---- Dataset records

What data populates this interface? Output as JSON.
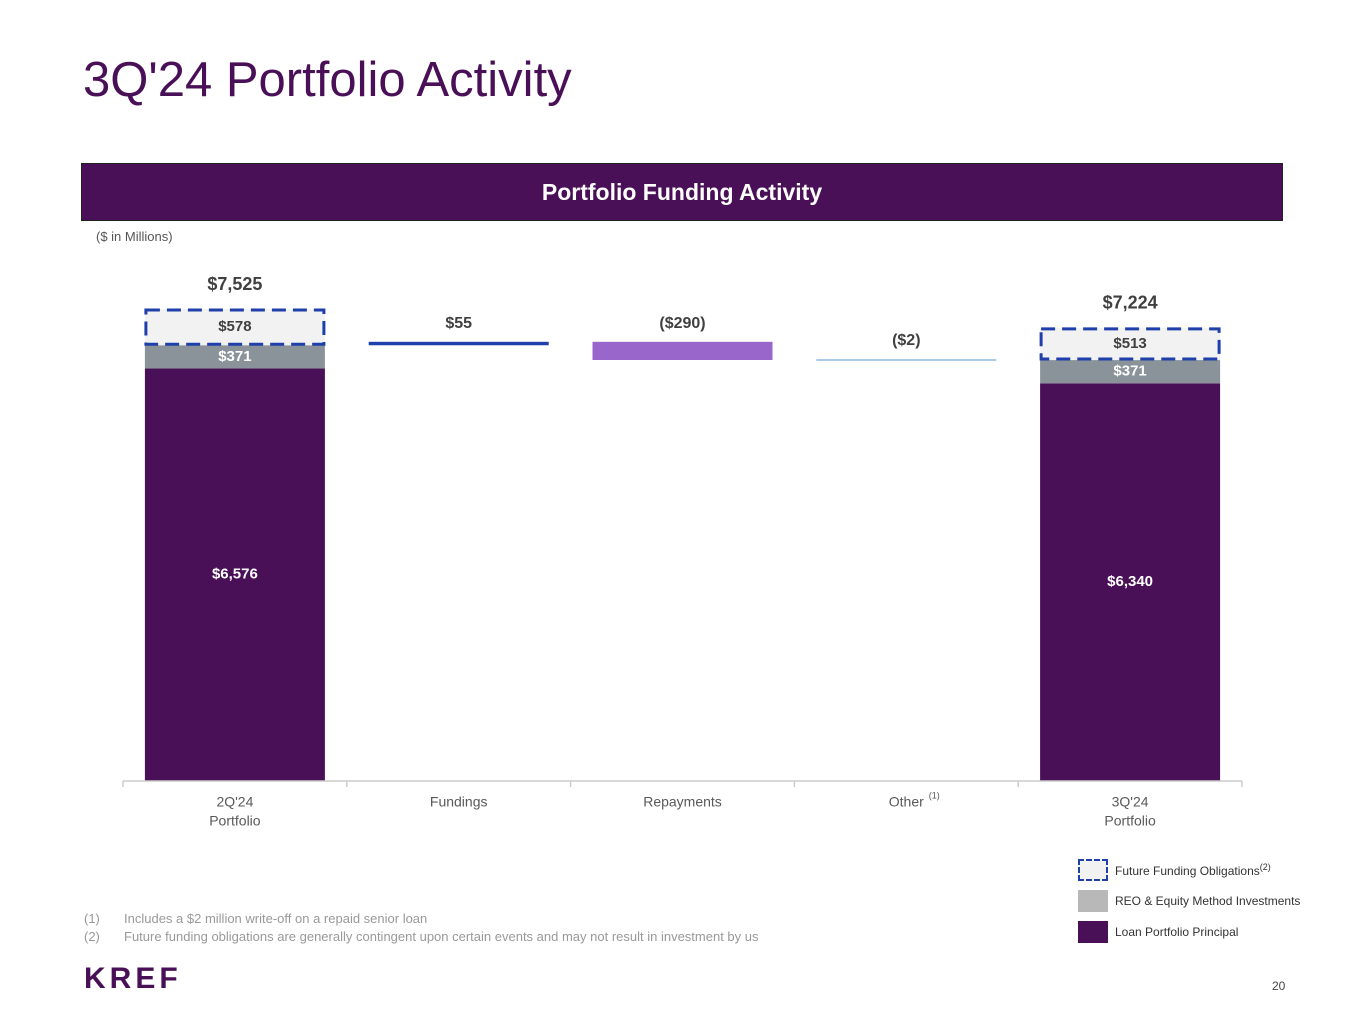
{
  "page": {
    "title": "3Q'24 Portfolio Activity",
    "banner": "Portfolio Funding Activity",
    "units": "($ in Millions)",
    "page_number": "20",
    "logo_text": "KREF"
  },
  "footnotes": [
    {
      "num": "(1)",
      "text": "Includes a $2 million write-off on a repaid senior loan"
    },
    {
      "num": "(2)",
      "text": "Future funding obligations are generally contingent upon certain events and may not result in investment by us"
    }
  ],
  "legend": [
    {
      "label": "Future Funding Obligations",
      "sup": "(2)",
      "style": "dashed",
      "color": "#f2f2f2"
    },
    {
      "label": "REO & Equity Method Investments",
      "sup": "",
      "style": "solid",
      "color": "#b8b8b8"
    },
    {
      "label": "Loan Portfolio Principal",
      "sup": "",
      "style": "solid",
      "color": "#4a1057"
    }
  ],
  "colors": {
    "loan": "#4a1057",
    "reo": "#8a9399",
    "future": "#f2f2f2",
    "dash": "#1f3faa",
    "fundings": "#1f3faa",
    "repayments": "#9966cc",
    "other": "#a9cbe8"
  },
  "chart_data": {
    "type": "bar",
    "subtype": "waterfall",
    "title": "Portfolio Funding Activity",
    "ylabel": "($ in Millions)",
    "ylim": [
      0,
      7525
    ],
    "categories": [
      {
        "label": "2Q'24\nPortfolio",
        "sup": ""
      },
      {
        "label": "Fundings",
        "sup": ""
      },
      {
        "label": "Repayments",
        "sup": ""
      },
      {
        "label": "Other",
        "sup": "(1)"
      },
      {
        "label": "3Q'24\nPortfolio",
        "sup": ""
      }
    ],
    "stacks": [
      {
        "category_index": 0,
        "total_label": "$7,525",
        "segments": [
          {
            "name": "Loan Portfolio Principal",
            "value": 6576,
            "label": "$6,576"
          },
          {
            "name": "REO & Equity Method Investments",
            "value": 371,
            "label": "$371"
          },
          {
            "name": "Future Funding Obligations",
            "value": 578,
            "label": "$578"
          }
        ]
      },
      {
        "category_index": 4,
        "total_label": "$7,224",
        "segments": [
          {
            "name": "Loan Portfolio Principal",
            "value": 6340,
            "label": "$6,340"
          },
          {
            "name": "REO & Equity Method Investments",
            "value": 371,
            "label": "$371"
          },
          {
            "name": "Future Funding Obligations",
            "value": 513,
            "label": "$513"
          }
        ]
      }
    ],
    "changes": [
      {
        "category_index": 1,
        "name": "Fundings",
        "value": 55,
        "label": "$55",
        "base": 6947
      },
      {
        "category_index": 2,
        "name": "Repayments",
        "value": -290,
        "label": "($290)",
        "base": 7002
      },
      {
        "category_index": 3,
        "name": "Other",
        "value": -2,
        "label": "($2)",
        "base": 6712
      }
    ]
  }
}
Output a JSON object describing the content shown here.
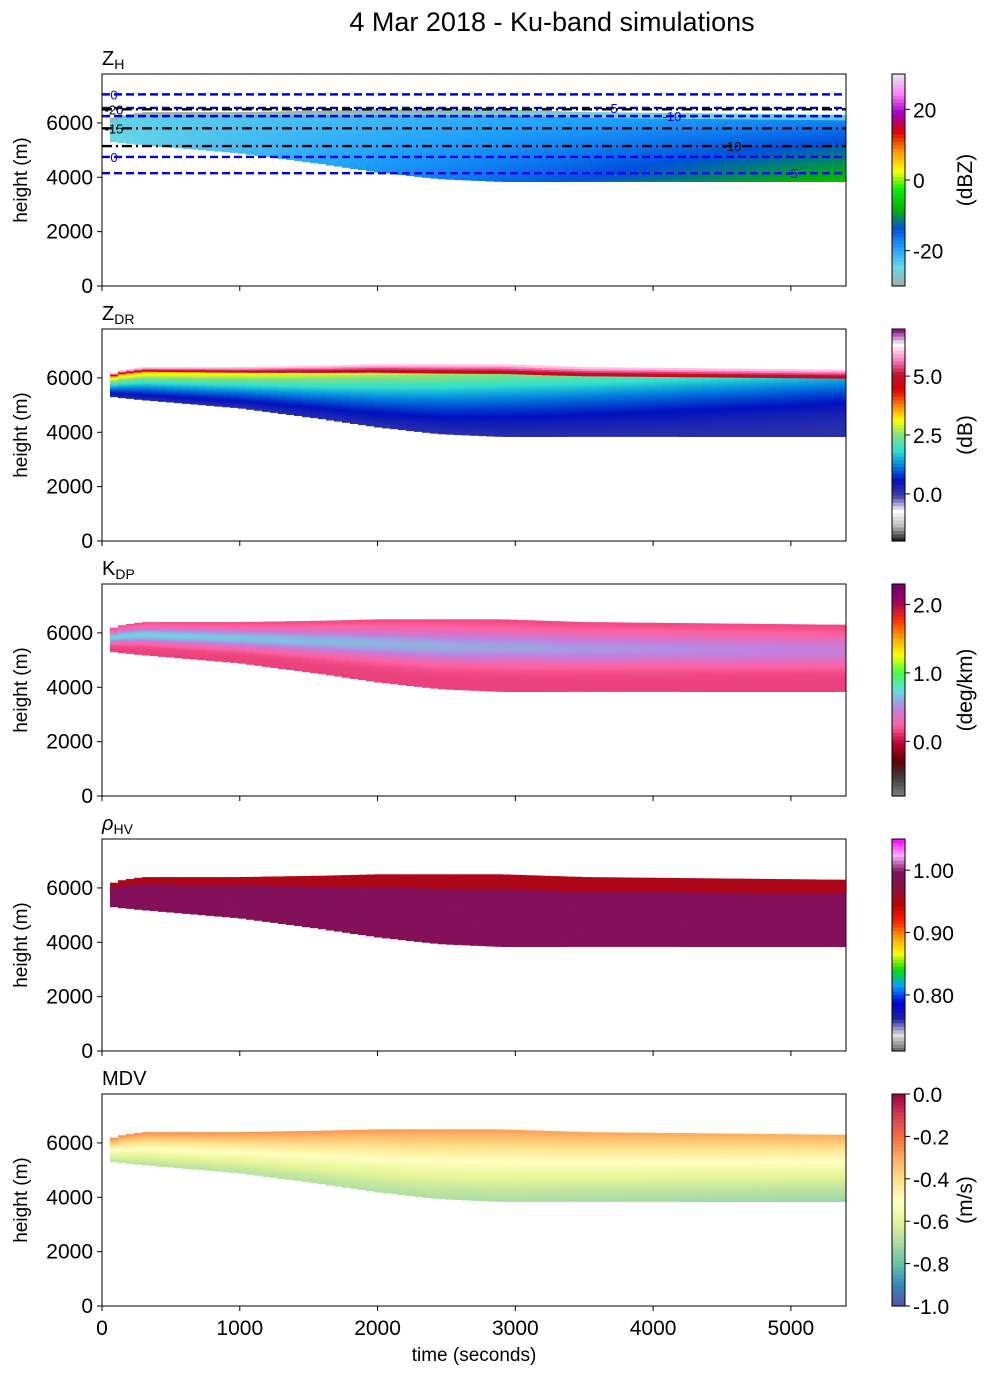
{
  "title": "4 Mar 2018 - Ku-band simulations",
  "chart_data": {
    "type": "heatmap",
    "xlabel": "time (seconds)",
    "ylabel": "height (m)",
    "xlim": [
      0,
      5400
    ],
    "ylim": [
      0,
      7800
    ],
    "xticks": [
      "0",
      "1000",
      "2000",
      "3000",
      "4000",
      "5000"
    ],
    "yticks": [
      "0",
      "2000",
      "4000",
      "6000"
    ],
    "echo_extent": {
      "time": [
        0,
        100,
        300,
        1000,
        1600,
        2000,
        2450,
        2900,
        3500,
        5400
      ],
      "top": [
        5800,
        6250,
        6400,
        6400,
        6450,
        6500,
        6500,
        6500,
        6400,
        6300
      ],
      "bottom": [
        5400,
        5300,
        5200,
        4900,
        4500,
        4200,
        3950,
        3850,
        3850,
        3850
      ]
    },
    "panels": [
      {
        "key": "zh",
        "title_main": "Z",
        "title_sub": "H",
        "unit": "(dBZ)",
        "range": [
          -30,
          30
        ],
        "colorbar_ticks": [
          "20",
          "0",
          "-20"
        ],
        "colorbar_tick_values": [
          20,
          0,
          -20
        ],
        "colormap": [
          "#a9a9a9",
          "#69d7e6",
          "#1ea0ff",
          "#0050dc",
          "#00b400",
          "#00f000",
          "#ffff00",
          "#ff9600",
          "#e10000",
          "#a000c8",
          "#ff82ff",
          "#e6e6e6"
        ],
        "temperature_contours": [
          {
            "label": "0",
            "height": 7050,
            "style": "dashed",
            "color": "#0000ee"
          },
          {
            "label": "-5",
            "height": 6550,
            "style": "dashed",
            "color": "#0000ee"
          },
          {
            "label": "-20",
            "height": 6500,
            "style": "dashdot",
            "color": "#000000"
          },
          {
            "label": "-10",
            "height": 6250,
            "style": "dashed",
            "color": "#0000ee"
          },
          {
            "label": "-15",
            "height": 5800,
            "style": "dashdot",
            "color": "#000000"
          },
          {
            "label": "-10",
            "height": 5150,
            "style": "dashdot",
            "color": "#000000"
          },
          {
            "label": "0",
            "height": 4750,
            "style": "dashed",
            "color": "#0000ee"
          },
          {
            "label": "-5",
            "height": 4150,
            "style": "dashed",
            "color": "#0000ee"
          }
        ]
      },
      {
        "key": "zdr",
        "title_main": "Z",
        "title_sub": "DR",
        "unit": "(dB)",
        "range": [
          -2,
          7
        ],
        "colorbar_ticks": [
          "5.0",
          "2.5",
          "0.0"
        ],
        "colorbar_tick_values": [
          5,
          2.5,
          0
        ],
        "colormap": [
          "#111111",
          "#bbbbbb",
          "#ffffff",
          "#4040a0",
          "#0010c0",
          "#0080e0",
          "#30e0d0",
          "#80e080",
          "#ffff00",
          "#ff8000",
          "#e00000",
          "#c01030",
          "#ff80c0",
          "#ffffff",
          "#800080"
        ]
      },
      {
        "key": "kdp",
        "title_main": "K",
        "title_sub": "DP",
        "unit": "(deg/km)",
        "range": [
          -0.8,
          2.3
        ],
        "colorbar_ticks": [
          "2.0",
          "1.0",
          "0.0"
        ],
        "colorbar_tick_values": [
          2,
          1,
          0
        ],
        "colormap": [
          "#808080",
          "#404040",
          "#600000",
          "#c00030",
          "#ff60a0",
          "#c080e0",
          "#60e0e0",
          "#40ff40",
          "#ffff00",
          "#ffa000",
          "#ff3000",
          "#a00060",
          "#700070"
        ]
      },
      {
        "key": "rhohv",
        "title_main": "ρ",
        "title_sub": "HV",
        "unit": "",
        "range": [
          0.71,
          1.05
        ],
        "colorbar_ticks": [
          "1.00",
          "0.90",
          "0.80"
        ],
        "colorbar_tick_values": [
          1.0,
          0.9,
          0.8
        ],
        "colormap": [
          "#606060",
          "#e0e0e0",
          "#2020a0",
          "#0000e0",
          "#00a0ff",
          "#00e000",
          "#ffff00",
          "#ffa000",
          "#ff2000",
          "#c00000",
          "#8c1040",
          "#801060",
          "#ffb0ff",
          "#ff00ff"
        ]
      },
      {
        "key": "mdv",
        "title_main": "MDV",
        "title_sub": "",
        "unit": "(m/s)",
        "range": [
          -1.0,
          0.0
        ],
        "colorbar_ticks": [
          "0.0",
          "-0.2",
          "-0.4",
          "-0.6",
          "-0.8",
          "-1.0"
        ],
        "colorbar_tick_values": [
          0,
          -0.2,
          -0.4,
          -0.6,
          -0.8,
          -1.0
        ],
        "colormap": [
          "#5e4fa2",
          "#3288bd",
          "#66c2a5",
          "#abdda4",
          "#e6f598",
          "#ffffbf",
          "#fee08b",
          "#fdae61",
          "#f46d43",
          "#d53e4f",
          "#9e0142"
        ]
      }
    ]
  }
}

--------

What this task involves:
Find every line in the records above that contains the word "Output", and copy each one.

Answer in full:
What data populates this interface? Output as JSON.
Output a JSON object describing the content shown here.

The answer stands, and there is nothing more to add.